**Material provided**.
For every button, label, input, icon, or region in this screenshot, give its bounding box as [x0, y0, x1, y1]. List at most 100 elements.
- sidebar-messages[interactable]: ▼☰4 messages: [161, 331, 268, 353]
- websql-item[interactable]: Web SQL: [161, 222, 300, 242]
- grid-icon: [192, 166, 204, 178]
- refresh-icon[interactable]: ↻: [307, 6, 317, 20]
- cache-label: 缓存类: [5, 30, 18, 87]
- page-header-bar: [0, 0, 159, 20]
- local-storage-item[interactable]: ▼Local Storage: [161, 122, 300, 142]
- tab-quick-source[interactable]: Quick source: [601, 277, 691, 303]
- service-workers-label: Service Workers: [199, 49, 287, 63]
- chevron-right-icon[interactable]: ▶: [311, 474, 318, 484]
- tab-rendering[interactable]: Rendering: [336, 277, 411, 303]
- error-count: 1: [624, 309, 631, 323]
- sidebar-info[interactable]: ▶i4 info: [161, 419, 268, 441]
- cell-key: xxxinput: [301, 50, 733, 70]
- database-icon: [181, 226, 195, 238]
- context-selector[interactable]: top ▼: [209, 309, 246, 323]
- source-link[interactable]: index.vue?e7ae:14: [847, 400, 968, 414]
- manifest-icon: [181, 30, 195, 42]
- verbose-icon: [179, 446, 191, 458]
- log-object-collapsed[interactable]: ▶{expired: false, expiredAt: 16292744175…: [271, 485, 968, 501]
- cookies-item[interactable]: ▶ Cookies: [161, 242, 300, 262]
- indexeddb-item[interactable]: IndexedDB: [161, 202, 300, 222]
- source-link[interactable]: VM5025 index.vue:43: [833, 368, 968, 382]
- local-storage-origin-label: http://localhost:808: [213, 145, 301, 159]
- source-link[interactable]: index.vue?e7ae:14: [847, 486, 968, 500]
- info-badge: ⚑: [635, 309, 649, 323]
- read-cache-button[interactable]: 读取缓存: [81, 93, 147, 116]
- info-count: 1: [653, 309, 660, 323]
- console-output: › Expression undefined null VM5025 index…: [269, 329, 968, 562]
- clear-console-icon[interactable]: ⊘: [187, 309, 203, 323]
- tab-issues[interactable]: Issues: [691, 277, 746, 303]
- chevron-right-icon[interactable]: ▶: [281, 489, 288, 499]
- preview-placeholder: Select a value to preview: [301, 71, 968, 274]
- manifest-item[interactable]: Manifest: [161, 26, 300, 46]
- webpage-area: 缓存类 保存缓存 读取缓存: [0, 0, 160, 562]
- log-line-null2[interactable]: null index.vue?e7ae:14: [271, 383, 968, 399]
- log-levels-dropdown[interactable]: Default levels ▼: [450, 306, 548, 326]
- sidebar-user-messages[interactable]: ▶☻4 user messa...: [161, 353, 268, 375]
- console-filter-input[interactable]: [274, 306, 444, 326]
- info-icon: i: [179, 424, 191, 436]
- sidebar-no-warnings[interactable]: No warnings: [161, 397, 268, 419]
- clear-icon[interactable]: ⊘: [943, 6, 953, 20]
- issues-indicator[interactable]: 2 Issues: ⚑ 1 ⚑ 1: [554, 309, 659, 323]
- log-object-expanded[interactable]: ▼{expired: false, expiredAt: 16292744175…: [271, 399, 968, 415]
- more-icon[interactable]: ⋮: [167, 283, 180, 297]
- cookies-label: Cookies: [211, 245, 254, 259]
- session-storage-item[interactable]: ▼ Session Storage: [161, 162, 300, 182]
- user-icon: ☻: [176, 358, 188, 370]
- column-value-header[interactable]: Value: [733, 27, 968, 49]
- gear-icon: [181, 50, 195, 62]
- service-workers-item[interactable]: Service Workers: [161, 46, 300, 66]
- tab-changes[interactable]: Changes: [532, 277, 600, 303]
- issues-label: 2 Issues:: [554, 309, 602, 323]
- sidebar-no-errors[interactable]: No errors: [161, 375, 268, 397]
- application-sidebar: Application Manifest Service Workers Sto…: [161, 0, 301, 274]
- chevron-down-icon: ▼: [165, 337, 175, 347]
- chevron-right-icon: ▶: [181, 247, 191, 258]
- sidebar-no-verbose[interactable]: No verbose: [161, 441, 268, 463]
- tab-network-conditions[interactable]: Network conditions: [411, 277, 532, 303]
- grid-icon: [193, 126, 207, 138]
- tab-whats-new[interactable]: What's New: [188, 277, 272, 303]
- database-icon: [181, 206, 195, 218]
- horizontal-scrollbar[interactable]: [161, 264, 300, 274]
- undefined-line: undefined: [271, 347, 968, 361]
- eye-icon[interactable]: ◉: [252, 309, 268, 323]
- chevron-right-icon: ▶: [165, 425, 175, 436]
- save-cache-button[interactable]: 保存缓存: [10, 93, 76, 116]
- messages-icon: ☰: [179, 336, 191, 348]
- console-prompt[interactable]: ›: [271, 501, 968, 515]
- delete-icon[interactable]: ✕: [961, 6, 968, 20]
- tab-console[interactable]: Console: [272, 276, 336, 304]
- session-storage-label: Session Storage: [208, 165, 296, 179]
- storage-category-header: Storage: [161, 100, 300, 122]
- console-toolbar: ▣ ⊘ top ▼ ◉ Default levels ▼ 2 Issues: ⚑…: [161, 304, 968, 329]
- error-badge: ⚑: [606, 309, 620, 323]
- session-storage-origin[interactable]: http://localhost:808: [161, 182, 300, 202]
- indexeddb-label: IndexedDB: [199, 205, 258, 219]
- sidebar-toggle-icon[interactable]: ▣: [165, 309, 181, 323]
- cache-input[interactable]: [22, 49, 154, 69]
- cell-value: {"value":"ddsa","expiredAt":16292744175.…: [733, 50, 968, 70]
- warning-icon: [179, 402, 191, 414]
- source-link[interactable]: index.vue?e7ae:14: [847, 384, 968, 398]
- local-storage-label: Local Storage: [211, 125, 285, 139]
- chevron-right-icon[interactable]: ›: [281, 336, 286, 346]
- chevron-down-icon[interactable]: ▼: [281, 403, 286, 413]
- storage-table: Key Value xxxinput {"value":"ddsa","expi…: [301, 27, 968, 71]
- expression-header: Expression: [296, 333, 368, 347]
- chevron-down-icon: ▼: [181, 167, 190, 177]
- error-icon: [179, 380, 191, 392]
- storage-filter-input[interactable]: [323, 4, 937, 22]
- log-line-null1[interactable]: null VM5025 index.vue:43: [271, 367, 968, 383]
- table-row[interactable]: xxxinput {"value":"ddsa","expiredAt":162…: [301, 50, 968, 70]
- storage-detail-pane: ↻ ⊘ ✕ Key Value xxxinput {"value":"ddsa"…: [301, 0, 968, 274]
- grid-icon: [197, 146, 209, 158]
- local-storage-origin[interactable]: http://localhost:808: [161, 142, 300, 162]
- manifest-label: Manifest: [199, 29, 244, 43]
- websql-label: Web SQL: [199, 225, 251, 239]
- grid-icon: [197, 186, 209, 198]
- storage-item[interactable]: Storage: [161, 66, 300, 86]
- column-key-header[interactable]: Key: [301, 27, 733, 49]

**Job**. Rewrite the listing above as a numbered list, leaving out any blank lines.

**Task solution**.
1. For every button, label, input, icon, or region in this screenshot, give its bounding box as [x0, y0, x1, y1]. List at most 100 elements.
2. - sidebar-messages[interactable]: ▼☰4 messages: [161, 331, 268, 353]
3. - websql-item[interactable]: Web SQL: [161, 222, 300, 242]
4. - grid-icon: [192, 166, 204, 178]
5. - refresh-icon[interactable]: ↻: [307, 6, 317, 20]
6. - cache-label: 缓存类: [5, 30, 18, 87]
7. - page-header-bar: [0, 0, 159, 20]
8. - local-storage-item[interactable]: ▼Local Storage: [161, 122, 300, 142]
9. - tab-quick-source[interactable]: Quick source: [601, 277, 691, 303]
10. - service-workers-label: Service Workers: [199, 49, 287, 63]
11. - chevron-right-icon[interactable]: ▶: [311, 474, 318, 484]
12. - tab-rendering[interactable]: Rendering: [336, 277, 411, 303]
13. - error-count: 1: [624, 309, 631, 323]
14. - sidebar-info[interactable]: ▶i4 info: [161, 419, 268, 441]
15. - cell-key: xxxinput: [301, 50, 733, 70]
16. - database-icon: [181, 226, 195, 238]
17. - context-selector[interactable]: top ▼: [209, 309, 246, 323]
18. - source-link[interactable]: index.vue?e7ae:14: [847, 400, 968, 414]
19. - manifest-icon: [181, 30, 195, 42]
20. - verbose-icon: [179, 446, 191, 458]
21. - log-object-collapsed[interactable]: ▶{expired: false, expiredAt: 16292744175…: [271, 485, 968, 501]
22. - cookies-item[interactable]: ▶ Cookies: [161, 242, 300, 262]
23. - indexeddb-item[interactable]: IndexedDB: [161, 202, 300, 222]
24. - source-link[interactable]: VM5025 index.vue:43: [833, 368, 968, 382]
25. - local-storage-origin-label: http://localhost:808: [213, 145, 301, 159]
26. - source-link[interactable]: index.vue?e7ae:14: [847, 486, 968, 500]
27. - info-badge: ⚑: [635, 309, 649, 323]
28. - read-cache-button[interactable]: 读取缓存: [81, 93, 147, 116]
29. - info-count: 1: [653, 309, 660, 323]
30. - console-output: › Expression undefined null VM5025 index…: [269, 329, 968, 562]
31. - clear-console-icon[interactable]: ⊘: [187, 309, 203, 323]
32. - tab-issues[interactable]: Issues: [691, 277, 746, 303]
33. - chevron-right-icon[interactable]: ▶: [281, 489, 288, 499]
34. - preview-placeholder: Select a value to preview: [301, 71, 968, 274]
35. - manifest-item[interactable]: Manifest: [161, 26, 300, 46]
36. - webpage-area: 缓存类 保存缓存 读取缓存: [0, 0, 160, 562]
37. - log-line-null2[interactable]: null index.vue?e7ae:14: [271, 383, 968, 399]
38. - log-levels-dropdown[interactable]: Default levels ▼: [450, 306, 548, 326]
39. - sidebar-user-messages[interactable]: ▶☻4 user messa...: [161, 353, 268, 375]
40. - console-filter-input[interactable]: [274, 306, 444, 326]
41. - info-icon: i: [179, 424, 191, 436]
42. - sidebar-no-warnings[interactable]: No warnings: [161, 397, 268, 419]
43. - clear-icon[interactable]: ⊘: [943, 6, 953, 20]
44. - issues-indicator[interactable]: 2 Issues: ⚑ 1 ⚑ 1: [554, 309, 659, 323]
45. - log-object-expanded[interactable]: ▼{expired: false, expiredAt: 16292744175…: [271, 399, 968, 415]
46. - more-icon[interactable]: ⋮: [167, 283, 180, 297]
47. - cookies-label: Cookies: [211, 245, 254, 259]
48. - session-storage-item[interactable]: ▼ Session Storage: [161, 162, 300, 182]
49. - user-icon: ☻: [176, 358, 188, 370]
50. - column-value-header[interactable]: Value: [733, 27, 968, 49]
51. - gear-icon: [181, 50, 195, 62]
52. - service-workers-item[interactable]: Service Workers: [161, 46, 300, 66]
53. - tab-changes[interactable]: Changes: [532, 277, 600, 303]
54. - issues-label: 2 Issues:: [554, 309, 602, 323]
55. - sidebar-no-errors[interactable]: No errors: [161, 375, 268, 397]
56. - application-sidebar: Application Manifest Service Workers Sto…: [161, 0, 301, 274]
57. - chevron-down-icon: ▼: [165, 337, 175, 347]
58. - chevron-right-icon: ▶: [181, 247, 191, 258]
59. - sidebar-no-verbose[interactable]: No verbose: [161, 441, 268, 463]
60. - tab-network-conditions[interactable]: Network conditions: [411, 277, 532, 303]
61. - grid-icon: [193, 126, 207, 138]
62. - tab-whats-new[interactable]: What's New: [188, 277, 272, 303]
63. - database-icon: [181, 206, 195, 218]
64. - horizontal-scrollbar[interactable]: [161, 264, 300, 274]
65. - undefined-line: undefined: [271, 347, 968, 361]
66. - eye-icon[interactable]: ◉: [252, 309, 268, 323]
67. - chevron-right-icon: ▶: [165, 425, 175, 436]
68. - save-cache-button[interactable]: 保存缓存: [10, 93, 76, 116]
69. - messages-icon: ☰: [179, 336, 191, 348]
70. - console-prompt[interactable]: ›: [271, 501, 968, 515]
71. - delete-icon[interactable]: ✕: [961, 6, 968, 20]
72. - tab-console[interactable]: Console: [272, 276, 336, 304]
73. - session-storage-label: Session Storage: [208, 165, 296, 179]
74. - storage-category-header: Storage: [161, 100, 300, 122]
75. - console-toolbar: ▣ ⊘ top ▼ ◉ Default levels ▼ 2 Issues: ⚑…: [161, 304, 968, 329]
76. - error-badge: ⚑: [606, 309, 620, 323]
77. - session-storage-origin[interactable]: http://localhost:808: [161, 182, 300, 202]
78. - indexeddb-label: IndexedDB: [199, 205, 258, 219]
79. - sidebar-toggle-icon[interactable]: ▣: [165, 309, 181, 323]
80. - cache-input[interactable]: [22, 49, 154, 69]
81. - cell-value: {"value":"ddsa","expiredAt":16292744175.…: [733, 50, 968, 70]
82. - warning-icon: [179, 402, 191, 414]
83. - source-link[interactable]: index.vue?e7ae:14: [847, 384, 968, 398]
84. - local-storage-label: Local Storage: [211, 125, 285, 139]
85. - chevron-right-icon[interactable]: ›: [281, 336, 286, 346]
86. - chevron-down-icon[interactable]: ▼: [281, 403, 286, 413]
87. - storage-table: Key Value xxxinput {"value":"ddsa","expi…: [301, 27, 968, 71]
88. - expression-header: Expression: [296, 333, 368, 347]
89. - chevron-down-icon: ▼: [181, 167, 190, 177]
90. - error-icon: [179, 380, 191, 392]
91. - storage-filter-input[interactable]: [323, 4, 937, 22]
92. - log-line-null1[interactable]: null VM5025 index.vue:43: [271, 367, 968, 383]
93. - table-row[interactable]: xxxinput {"value":"ddsa","expiredAt":162…: [301, 50, 968, 70]
94. - storage-detail-pane: ↻ ⊘ ✕ Key Value xxxinput {"value":"ddsa"…: [301, 0, 968, 274]
95. - grid-icon: [197, 146, 209, 158]
96. - local-storage-origin[interactable]: http://localhost:808: [161, 142, 300, 162]
97. - manifest-label: Manifest: [199, 29, 244, 43]
98. - websql-label: Web SQL: [199, 225, 251, 239]
99. - grid-icon: [197, 186, 209, 198]
100. - storage-item[interactable]: Storage: [161, 66, 300, 86]
101. - column-key-header[interactable]: Key: [301, 27, 733, 49]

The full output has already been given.